• TASK DESCRIPTION: Set down the material once more, exactly as it appears.

• LISTED ENTRIES:
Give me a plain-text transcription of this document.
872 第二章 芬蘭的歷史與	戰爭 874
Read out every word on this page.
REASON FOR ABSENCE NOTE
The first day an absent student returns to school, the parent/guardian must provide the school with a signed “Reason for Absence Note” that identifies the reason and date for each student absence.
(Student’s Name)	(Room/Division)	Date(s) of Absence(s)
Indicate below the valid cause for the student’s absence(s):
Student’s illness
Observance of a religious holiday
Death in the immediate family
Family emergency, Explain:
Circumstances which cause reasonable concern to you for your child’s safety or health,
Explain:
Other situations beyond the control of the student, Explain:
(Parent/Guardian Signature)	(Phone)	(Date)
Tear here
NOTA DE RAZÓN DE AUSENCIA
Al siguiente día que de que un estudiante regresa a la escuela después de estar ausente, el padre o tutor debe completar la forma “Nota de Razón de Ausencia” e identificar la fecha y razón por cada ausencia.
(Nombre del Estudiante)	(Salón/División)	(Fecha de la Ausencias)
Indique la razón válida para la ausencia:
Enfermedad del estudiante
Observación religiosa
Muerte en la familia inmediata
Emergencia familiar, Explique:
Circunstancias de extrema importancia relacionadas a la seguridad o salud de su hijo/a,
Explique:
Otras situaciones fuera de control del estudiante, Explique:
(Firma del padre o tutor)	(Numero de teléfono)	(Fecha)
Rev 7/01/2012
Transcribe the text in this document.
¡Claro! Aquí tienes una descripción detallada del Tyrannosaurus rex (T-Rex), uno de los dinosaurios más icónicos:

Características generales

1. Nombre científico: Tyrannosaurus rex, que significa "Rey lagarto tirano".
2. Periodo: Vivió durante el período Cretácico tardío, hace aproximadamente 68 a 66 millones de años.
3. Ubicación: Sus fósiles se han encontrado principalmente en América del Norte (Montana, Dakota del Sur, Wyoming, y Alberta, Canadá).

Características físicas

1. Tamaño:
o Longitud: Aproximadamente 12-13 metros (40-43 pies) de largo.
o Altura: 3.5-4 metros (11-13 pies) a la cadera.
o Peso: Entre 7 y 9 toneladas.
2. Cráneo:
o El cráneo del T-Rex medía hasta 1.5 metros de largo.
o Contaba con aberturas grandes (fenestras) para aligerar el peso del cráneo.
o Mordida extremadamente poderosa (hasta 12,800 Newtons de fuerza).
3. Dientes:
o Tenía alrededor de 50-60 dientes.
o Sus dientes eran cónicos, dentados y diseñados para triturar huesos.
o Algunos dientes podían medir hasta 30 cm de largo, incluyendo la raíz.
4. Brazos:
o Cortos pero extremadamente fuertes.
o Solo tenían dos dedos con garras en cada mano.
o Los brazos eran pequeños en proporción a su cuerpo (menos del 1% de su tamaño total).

• RESULT OF THE TASK:
Give me a plain-text transcription of this document.
872 第二章 芬蘭的歷史與	戰爭 874
Read out every word on this page.
REASON FOR ABSENCE NOTE
The first day an absent student returns to school, the parent/guardian must provide the school with a signed “Reason for Absence Note” that identifies the reason and date for each student absence.
(Student’s Name)	(Room/Division)	Date(s) of Absence(s)
Indicate below the valid cause for the student’s absence(s):
Student’s illness
Observance of a religious holiday
Death in the immediate family
Family emergency, Explain:
Circumstances which cause reasonable concern to you for your child’s safety or health,
Explain:
Other situations beyond the control of the student, Explain:
(Parent/Guardian Signature)	(Phone)	(Date)
Tear here
NOTA DE RAZÓN DE AUSENCIA
Al siguiente día que de que un estudiante regresa a la escuela después de estar ausente, el padre o tutor debe completar la forma “Nota de Razón de Ausencia” e identificar la fecha y razón por cada ausencia.
(Nombre del Estudiante)	(Salón/División)	(Fecha de la Ausencias)
Indique la razón válida para la ausencia:
Enfermedad del estudiante
Observación religiosa
Muerte en la familia inmediata
Emergencia familiar, Explique:
Circunstancias de extrema importancia relacionadas a la seguridad o salud de su hijo/a,
Explique:
Otras situaciones fuera de control del estudiante, Explique:
(Firma del padre o tutor)	(Numero de teléfono)	(Fecha)
Rev 7/01/2012
Transcribe the text in this document.
¡Claro! Aquí tienes una descripción detallada del Tyrannosaurus rex (T-Rex), uno de los dinosaurios más icónicos:

Características generales

1. Nombre científico: Tyrannosaurus rex, que significa "Rey lagarto tirano".
2. Periodo: Vivió durante el período Cretácico tardío, hace aproximadamente 68 a 66 millones de años.
3. Ubicación: Sus fósiles se han encontrado principalmente en América del Norte (Montana, Dakota del Sur, Wyoming, y Alberta, Canadá).

Características físicas

1. Tamaño:
o Longitud: Aproximadamente 12-13 metros (40-43 pies) de largo.
o Altura: 3.5-4 metros (11-13 pies) a la cadera.
o Peso: Entre 7 y 9 toneladas.
2. Cráneo:
o El cráneo del T-Rex medía hasta 1.5 metros de largo.
o Contaba con aberturas grandes (fenestras) para aligerar el peso del cráneo.
o Mordida extremadamente poderosa (hasta 12,800 Newtons de fuerza).
3. Dientes:
o Tenía alrededor de 50-60 dientes.
o Sus dientes eran cónicos, dentados y diseñados para triturar huesos.
o Algunos dientes podían medir hasta 30 cm de largo, incluyendo la raíz.
4. Brazos:
o Cortos pero extremadamente fuertes.
o Solo tenían dos dedos con garras en cada mano.
o Los brazos eran pequeños en proporción a su cuerpo (menos del 1% de su tamaño total).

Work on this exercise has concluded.